Dataset items:

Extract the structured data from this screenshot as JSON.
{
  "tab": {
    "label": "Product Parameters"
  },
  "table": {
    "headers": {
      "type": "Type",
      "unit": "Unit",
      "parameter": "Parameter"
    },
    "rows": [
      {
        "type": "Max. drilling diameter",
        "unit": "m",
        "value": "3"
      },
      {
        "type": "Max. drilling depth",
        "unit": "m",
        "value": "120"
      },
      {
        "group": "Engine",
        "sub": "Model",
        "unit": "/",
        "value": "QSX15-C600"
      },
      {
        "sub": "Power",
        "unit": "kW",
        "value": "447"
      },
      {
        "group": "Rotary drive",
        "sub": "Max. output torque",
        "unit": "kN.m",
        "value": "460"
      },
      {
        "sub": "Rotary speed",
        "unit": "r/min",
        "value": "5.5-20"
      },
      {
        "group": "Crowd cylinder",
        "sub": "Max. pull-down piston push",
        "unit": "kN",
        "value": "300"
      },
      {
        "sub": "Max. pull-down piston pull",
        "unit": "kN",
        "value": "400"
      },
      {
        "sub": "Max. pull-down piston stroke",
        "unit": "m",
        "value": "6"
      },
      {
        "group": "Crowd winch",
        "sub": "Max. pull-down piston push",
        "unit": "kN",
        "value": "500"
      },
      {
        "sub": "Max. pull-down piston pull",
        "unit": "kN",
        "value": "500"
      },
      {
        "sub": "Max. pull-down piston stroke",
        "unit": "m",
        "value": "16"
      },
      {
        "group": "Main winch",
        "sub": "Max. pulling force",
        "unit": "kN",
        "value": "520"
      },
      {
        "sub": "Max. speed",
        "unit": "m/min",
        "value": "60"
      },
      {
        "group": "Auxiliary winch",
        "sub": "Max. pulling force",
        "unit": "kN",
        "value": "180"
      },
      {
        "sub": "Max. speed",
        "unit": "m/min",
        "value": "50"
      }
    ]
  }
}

_WHAT TO WORK ON_: Of the lines in this listing, how many contain "group"? Reply with the number and nothing more.

_EXERCISE RESULT_: 6